== Objective ==
Read the lines that follow and pick out every one containing the word "JSON".
___ Data listing
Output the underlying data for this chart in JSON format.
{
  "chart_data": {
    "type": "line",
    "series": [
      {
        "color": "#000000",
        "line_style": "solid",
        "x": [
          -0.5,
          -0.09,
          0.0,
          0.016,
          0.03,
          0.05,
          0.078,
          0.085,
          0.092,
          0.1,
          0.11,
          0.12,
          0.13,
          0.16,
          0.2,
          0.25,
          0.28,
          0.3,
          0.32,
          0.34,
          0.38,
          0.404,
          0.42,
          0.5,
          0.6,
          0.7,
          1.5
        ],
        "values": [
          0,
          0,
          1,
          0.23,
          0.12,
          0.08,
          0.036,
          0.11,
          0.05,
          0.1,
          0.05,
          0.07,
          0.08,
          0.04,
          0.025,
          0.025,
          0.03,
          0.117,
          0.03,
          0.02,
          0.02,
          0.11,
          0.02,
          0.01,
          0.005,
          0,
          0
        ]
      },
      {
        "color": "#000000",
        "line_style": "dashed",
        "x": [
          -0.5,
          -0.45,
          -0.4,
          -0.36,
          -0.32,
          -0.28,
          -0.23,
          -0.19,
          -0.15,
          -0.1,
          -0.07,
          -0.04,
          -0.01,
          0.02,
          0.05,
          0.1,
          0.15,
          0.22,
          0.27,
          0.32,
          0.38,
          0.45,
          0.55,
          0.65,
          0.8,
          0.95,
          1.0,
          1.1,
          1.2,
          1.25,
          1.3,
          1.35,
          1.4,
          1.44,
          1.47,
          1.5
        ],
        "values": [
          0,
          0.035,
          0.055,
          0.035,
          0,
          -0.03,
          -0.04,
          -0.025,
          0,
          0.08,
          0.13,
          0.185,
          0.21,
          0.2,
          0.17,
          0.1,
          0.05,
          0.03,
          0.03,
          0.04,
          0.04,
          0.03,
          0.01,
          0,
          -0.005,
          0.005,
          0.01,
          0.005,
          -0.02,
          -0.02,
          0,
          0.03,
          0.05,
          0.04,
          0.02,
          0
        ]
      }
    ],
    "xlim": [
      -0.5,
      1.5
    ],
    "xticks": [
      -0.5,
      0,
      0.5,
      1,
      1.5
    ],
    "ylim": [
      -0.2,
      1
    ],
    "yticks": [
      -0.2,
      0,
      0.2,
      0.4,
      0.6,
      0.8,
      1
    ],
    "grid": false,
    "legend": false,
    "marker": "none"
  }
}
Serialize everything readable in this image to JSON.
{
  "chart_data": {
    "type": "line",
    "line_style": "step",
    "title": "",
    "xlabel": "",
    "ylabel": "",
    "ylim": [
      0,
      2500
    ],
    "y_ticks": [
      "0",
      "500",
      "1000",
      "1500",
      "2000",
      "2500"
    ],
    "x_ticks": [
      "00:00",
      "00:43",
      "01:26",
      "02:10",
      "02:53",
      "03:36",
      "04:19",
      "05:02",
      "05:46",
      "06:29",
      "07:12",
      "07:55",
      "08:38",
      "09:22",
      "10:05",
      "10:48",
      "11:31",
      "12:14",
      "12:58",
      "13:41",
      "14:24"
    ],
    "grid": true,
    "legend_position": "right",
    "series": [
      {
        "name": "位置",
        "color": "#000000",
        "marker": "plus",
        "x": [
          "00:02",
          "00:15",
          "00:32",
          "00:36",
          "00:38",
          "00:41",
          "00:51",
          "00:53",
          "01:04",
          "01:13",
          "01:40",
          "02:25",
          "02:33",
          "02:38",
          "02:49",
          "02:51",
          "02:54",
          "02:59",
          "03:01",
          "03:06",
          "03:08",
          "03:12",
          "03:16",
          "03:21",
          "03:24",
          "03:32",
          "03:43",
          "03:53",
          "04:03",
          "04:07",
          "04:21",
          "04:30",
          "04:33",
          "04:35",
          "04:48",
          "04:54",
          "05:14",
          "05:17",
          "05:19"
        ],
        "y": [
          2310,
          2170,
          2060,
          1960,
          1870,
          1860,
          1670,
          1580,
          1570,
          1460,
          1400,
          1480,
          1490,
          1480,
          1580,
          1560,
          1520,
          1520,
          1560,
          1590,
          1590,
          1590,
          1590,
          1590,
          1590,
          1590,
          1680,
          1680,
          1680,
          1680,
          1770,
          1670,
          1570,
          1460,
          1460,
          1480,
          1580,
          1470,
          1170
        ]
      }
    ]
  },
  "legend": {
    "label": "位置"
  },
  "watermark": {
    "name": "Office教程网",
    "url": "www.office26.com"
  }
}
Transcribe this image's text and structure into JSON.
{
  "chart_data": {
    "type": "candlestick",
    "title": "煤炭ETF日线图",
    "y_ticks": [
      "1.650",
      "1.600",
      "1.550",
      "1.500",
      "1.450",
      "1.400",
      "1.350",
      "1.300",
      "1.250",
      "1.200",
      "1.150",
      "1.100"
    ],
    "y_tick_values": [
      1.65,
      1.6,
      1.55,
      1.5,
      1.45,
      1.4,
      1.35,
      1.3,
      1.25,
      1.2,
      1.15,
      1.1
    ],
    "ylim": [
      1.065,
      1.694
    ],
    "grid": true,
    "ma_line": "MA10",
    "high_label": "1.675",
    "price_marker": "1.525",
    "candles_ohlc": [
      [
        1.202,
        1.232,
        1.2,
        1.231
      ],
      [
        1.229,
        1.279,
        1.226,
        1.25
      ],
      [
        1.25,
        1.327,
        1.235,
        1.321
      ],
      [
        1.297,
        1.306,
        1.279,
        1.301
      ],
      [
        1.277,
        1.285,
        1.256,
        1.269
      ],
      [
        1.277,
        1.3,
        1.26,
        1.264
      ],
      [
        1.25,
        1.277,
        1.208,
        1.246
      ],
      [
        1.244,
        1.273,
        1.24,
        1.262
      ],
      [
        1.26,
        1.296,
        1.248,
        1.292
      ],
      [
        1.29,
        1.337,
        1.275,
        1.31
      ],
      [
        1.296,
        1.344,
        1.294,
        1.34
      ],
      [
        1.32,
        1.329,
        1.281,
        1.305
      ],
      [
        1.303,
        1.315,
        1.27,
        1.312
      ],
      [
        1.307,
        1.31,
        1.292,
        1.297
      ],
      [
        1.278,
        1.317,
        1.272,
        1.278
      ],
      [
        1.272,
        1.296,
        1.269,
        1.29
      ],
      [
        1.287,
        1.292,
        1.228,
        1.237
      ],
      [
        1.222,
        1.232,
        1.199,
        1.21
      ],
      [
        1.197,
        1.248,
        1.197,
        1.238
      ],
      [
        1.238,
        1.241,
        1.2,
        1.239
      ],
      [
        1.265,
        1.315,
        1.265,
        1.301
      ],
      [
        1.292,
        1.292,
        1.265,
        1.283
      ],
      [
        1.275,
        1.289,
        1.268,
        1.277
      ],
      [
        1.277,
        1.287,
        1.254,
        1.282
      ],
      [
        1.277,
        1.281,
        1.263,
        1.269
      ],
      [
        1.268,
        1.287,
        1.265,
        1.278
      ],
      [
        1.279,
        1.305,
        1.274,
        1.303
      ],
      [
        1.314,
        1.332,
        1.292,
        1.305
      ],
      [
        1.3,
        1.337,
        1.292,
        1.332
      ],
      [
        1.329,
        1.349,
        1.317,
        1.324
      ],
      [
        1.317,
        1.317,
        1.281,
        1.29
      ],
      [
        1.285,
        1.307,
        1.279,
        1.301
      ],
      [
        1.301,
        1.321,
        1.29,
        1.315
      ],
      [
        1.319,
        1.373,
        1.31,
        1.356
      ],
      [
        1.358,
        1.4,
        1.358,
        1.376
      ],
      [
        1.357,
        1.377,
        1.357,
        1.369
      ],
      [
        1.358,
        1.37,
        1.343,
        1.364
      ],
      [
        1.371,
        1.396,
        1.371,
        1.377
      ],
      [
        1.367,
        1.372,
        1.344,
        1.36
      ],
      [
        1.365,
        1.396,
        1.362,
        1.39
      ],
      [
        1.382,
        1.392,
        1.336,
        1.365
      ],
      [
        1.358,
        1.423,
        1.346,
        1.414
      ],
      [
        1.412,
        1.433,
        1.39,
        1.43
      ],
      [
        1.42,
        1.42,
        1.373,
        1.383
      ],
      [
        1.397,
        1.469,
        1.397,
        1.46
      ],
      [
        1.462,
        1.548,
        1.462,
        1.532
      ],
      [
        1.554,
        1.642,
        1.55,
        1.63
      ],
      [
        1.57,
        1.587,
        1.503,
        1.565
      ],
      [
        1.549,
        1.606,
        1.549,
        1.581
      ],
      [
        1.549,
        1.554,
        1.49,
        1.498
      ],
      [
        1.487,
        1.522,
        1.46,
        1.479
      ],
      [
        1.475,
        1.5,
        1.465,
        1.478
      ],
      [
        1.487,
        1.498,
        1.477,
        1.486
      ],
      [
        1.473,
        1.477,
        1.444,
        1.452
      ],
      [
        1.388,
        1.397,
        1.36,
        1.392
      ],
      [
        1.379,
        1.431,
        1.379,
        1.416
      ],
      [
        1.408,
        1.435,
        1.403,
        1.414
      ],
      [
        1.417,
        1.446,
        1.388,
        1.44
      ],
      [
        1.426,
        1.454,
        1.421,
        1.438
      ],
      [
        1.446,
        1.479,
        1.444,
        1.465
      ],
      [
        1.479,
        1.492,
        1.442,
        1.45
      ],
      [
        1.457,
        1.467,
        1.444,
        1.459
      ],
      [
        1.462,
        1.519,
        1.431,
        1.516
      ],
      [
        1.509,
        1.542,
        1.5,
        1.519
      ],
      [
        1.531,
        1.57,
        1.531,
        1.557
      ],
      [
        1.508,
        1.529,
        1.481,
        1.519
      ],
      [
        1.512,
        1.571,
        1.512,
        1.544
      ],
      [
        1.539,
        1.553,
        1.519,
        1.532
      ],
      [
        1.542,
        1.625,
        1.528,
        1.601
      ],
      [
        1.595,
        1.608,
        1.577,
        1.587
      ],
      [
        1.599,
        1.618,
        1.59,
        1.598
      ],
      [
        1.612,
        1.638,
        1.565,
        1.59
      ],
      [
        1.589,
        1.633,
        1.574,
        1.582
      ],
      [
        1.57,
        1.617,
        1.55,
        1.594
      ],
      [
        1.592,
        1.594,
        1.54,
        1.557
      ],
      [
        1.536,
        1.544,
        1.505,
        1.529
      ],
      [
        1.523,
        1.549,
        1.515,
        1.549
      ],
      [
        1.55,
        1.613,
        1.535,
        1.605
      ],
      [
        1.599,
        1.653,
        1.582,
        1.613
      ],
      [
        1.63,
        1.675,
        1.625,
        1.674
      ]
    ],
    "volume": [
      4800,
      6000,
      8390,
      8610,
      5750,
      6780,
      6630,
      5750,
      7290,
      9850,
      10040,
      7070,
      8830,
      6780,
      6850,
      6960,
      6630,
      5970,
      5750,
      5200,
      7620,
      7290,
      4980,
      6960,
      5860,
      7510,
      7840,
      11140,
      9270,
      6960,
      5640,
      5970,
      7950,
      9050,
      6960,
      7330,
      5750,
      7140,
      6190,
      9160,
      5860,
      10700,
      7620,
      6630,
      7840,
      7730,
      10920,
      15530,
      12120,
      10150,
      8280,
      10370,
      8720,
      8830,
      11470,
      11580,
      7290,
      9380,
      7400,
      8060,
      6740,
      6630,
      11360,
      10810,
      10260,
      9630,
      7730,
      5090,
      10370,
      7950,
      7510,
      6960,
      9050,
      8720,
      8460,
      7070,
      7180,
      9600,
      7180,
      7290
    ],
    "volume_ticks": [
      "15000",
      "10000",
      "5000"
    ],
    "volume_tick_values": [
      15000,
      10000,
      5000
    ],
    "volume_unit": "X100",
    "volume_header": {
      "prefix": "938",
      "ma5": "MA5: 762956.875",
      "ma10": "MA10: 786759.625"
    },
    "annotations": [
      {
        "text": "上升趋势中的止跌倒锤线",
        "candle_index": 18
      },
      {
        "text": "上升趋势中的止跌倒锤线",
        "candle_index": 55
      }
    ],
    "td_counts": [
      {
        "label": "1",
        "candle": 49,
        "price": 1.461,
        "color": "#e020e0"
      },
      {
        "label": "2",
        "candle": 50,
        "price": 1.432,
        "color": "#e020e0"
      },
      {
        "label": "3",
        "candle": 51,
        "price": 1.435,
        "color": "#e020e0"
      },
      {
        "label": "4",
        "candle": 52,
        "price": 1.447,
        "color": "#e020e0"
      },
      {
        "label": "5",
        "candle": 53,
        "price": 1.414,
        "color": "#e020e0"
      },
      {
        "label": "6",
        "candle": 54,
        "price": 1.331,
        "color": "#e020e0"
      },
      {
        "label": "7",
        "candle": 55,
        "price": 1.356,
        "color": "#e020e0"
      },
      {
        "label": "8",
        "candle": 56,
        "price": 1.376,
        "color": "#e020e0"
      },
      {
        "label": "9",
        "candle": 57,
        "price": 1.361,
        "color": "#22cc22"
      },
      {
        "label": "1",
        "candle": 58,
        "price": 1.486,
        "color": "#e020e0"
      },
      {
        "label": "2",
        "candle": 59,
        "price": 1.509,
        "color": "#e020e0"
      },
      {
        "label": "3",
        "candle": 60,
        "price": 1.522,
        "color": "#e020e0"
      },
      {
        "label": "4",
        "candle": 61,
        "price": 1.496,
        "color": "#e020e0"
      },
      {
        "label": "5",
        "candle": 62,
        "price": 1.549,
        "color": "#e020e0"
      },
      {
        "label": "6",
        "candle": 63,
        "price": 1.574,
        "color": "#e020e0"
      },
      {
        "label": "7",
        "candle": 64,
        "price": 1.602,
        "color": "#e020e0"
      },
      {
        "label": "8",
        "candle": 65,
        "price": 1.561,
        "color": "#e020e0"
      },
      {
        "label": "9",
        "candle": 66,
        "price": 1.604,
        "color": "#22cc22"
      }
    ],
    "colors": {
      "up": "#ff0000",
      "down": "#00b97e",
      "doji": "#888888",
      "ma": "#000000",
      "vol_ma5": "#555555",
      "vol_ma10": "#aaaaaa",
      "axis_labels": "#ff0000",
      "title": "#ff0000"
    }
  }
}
______
== Output of the exercise ==
Output the underlying data for this chart in JSON format.
Serialize everything readable in this image to JSON.
Transcribe this image's text and structure into JSON.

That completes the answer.